• [DIRECTIVE] Transcribe all of the material exactly, except for its pictures.

• [PROVIDED INFORMATION]
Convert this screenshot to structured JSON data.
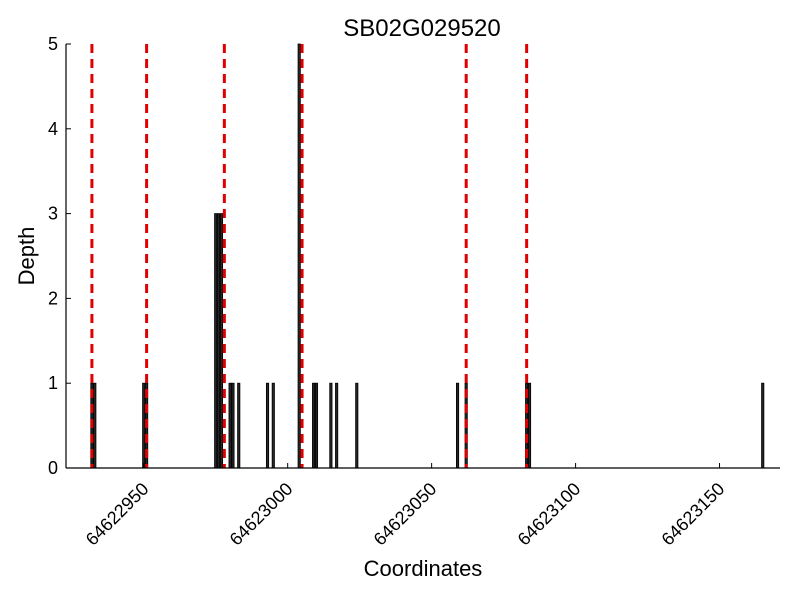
{
  "chart_data": {
    "type": "bar",
    "title": "SB02G029520",
    "xlabel": "Coordinates",
    "ylabel": "Depth",
    "xlim": [
      64622923,
      64623171
    ],
    "ylim": [
      0,
      5
    ],
    "xticks": [
      64622950,
      64623000,
      64623050,
      64623100,
      64623150
    ],
    "xtick_labels": [
      "64622950",
      "64623000",
      "64623050",
      "64623100",
      "64623150"
    ],
    "yticks": [
      0,
      1,
      2,
      3,
      4,
      5
    ],
    "ytick_labels": [
      "0",
      "1",
      "2",
      "3",
      "4",
      "5"
    ],
    "grid": false,
    "bar_color": "#262626",
    "bar_edge_color": "#000000",
    "bars": [
      {
        "x": 64622932,
        "depth": 1
      },
      {
        "x": 64622933,
        "depth": 1
      },
      {
        "x": 64622950,
        "depth": 1
      },
      {
        "x": 64622951,
        "depth": 1
      },
      {
        "x": 64622975,
        "depth": 3
      },
      {
        "x": 64622976,
        "depth": 3
      },
      {
        "x": 64622977,
        "depth": 3
      },
      {
        "x": 64622980,
        "depth": 1
      },
      {
        "x": 64622981,
        "depth": 1
      },
      {
        "x": 64622983,
        "depth": 1
      },
      {
        "x": 64622993,
        "depth": 1
      },
      {
        "x": 64622995,
        "depth": 1
      },
      {
        "x": 64623004,
        "depth": 5
      },
      {
        "x": 64623009,
        "depth": 1
      },
      {
        "x": 64623010,
        "depth": 1
      },
      {
        "x": 64623015,
        "depth": 1
      },
      {
        "x": 64623017,
        "depth": 1
      },
      {
        "x": 64623024,
        "depth": 1
      },
      {
        "x": 64623059,
        "depth": 1
      },
      {
        "x": 64623062,
        "depth": 1
      },
      {
        "x": 64623083,
        "depth": 1
      },
      {
        "x": 64623084,
        "depth": 1
      },
      {
        "x": 64623165,
        "depth": 1
      }
    ],
    "vlines": {
      "color": "#e00000",
      "style": "dashed",
      "x": [
        64622932,
        64622951,
        64622978,
        64623005,
        64623062,
        64623083
      ]
    }
  }
}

• [CORRECT RESULT]
Convert this screenshot to structured JSON data.
{
  "chart_data": {
    "type": "bar",
    "title": "SB02G029520",
    "xlabel": "Coordinates",
    "ylabel": "Depth",
    "xlim": [
      64622923,
      64623171
    ],
    "ylim": [
      0,
      5
    ],
    "xticks": [
      64622950,
      64623000,
      64623050,
      64623100,
      64623150
    ],
    "xtick_labels": [
      "64622950",
      "64623000",
      "64623050",
      "64623100",
      "64623150"
    ],
    "yticks": [
      0,
      1,
      2,
      3,
      4,
      5
    ],
    "ytick_labels": [
      "0",
      "1",
      "2",
      "3",
      "4",
      "5"
    ],
    "grid": false,
    "bar_color": "#262626",
    "bar_edge_color": "#000000",
    "bars": [
      {
        "x": 64622932,
        "depth": 1
      },
      {
        "x": 64622933,
        "depth": 1
      },
      {
        "x": 64622950,
        "depth": 1
      },
      {
        "x": 64622951,
        "depth": 1
      },
      {
        "x": 64622975,
        "depth": 3
      },
      {
        "x": 64622976,
        "depth": 3
      },
      {
        "x": 64622977,
        "depth": 3
      },
      {
        "x": 64622980,
        "depth": 1
      },
      {
        "x": 64622981,
        "depth": 1
      },
      {
        "x": 64622983,
        "depth": 1
      },
      {
        "x": 64622993,
        "depth": 1
      },
      {
        "x": 64622995,
        "depth": 1
      },
      {
        "x": 64623004,
        "depth": 5
      },
      {
        "x": 64623009,
        "depth": 1
      },
      {
        "x": 64623010,
        "depth": 1
      },
      {
        "x": 64623015,
        "depth": 1
      },
      {
        "x": 64623017,
        "depth": 1
      },
      {
        "x": 64623024,
        "depth": 1
      },
      {
        "x": 64623059,
        "depth": 1
      },
      {
        "x": 64623062,
        "depth": 1
      },
      {
        "x": 64623083,
        "depth": 1
      },
      {
        "x": 64623084,
        "depth": 1
      },
      {
        "x": 64623165,
        "depth": 1
      }
    ],
    "vlines": {
      "color": "#e00000",
      "style": "dashed",
      "x": [
        64622932,
        64622951,
        64622978,
        64623005,
        64623062,
        64623083
      ]
    }
  }
}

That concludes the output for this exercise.